Please extract every line of the records below that contains the word "lands", matching case exactly.

(Records from a dataset)
━━━━

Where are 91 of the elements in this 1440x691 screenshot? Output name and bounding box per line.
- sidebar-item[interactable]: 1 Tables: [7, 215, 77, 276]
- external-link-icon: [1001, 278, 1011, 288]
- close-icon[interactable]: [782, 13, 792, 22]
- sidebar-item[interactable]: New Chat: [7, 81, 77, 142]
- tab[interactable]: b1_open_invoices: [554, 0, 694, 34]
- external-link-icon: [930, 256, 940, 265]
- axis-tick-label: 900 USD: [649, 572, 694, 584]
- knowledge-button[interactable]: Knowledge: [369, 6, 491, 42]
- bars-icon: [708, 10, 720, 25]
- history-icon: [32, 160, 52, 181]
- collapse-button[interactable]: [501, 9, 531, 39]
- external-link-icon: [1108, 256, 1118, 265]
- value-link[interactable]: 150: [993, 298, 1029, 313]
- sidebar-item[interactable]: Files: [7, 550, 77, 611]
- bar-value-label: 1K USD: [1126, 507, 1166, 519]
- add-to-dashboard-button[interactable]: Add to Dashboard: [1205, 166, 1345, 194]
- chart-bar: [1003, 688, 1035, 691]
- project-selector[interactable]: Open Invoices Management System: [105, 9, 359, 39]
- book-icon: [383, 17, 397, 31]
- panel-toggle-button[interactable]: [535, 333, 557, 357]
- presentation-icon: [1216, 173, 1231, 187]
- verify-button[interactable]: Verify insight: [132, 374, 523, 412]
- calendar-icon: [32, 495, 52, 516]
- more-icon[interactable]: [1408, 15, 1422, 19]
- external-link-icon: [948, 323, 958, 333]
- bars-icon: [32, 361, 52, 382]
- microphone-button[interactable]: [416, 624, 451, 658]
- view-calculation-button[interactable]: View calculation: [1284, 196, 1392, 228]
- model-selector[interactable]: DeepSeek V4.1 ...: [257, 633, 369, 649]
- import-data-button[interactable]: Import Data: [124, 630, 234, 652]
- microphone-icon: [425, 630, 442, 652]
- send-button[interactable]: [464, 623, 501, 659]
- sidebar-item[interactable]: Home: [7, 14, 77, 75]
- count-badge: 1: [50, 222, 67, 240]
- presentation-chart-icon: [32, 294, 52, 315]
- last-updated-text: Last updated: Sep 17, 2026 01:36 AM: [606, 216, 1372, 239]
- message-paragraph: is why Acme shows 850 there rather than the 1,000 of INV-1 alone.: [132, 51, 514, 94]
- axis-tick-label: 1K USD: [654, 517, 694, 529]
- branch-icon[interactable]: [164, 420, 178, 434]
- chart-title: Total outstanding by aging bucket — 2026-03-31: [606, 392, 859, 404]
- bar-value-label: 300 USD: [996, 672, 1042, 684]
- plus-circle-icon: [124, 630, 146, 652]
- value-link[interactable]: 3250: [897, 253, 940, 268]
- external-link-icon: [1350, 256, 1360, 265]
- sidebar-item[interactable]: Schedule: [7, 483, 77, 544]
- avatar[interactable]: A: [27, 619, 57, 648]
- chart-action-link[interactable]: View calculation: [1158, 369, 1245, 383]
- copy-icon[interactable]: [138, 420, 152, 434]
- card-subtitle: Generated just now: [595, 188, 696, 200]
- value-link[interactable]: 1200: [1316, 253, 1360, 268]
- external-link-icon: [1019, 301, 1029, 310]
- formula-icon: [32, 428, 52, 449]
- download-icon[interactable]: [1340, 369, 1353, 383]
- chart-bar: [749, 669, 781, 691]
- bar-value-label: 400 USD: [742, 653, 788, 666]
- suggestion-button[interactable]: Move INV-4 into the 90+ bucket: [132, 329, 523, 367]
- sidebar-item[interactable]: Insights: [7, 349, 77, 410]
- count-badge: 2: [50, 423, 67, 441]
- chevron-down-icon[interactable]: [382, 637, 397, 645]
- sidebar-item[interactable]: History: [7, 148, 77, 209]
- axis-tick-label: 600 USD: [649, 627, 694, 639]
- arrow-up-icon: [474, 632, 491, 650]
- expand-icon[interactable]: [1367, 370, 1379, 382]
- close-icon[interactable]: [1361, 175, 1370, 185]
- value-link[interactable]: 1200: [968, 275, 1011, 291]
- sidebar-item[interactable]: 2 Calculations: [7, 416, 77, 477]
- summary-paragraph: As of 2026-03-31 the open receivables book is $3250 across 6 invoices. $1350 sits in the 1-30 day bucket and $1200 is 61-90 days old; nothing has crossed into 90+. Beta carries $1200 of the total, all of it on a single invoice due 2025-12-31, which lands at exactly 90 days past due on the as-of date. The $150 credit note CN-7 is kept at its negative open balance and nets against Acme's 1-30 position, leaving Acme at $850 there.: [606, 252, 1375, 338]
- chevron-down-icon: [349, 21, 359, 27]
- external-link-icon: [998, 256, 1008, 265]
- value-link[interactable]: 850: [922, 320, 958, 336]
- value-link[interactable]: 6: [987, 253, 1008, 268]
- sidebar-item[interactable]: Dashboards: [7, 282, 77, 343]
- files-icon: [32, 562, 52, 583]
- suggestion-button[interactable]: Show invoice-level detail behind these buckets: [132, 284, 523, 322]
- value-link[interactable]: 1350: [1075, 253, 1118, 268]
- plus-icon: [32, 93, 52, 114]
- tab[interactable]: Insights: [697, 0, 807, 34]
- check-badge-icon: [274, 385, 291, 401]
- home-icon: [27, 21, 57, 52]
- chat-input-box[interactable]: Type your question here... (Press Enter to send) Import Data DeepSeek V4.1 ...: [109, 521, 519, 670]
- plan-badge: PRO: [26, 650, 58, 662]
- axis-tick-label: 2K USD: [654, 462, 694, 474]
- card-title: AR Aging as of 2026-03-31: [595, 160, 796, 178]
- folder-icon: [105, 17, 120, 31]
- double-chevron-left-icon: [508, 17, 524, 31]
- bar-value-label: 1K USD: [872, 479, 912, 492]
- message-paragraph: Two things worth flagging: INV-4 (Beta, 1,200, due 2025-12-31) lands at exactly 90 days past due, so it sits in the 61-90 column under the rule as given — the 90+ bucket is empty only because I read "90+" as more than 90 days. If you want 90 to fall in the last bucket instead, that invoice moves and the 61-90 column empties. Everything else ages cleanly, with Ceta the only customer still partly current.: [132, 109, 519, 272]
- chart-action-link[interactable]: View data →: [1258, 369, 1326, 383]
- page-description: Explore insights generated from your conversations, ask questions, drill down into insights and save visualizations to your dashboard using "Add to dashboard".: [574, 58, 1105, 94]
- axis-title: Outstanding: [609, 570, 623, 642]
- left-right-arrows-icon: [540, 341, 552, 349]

━━━━

» **Solution to this exercise**
- summary-paragraph: As of 2026-03-31 the open receivables book is $3250 across 6 invoices. $1350 sits in the 1-30 day bucket and $1200 is 61-90 days old; nothing has crossed into 90+. Beta carries $1200 of the total, all of it on a single invoice due 2025-12-31, which lands at exactly 90 days past due on the as-of date. The $150 credit note CN-7 is kept at its negative open balance and nets against Acme's 1-30 position, leaving Acme at $850 there.: [606, 252, 1375, 338]
- message-paragraph: Two things worth flagging: INV-4 (Beta, 1,200, due 2025-12-31) lands at exactly 90 days past due, so it sits in the 61-90 column under the rule as given — the 90+ bucket is empty only because I read "90+" as more than 90 days. If you want 90 to fall in the last bucket instead, that invoice moves and the 61-90 column empties. Everything else ages cleanly, with Ceta the only customer still partly current.: [132, 109, 519, 272]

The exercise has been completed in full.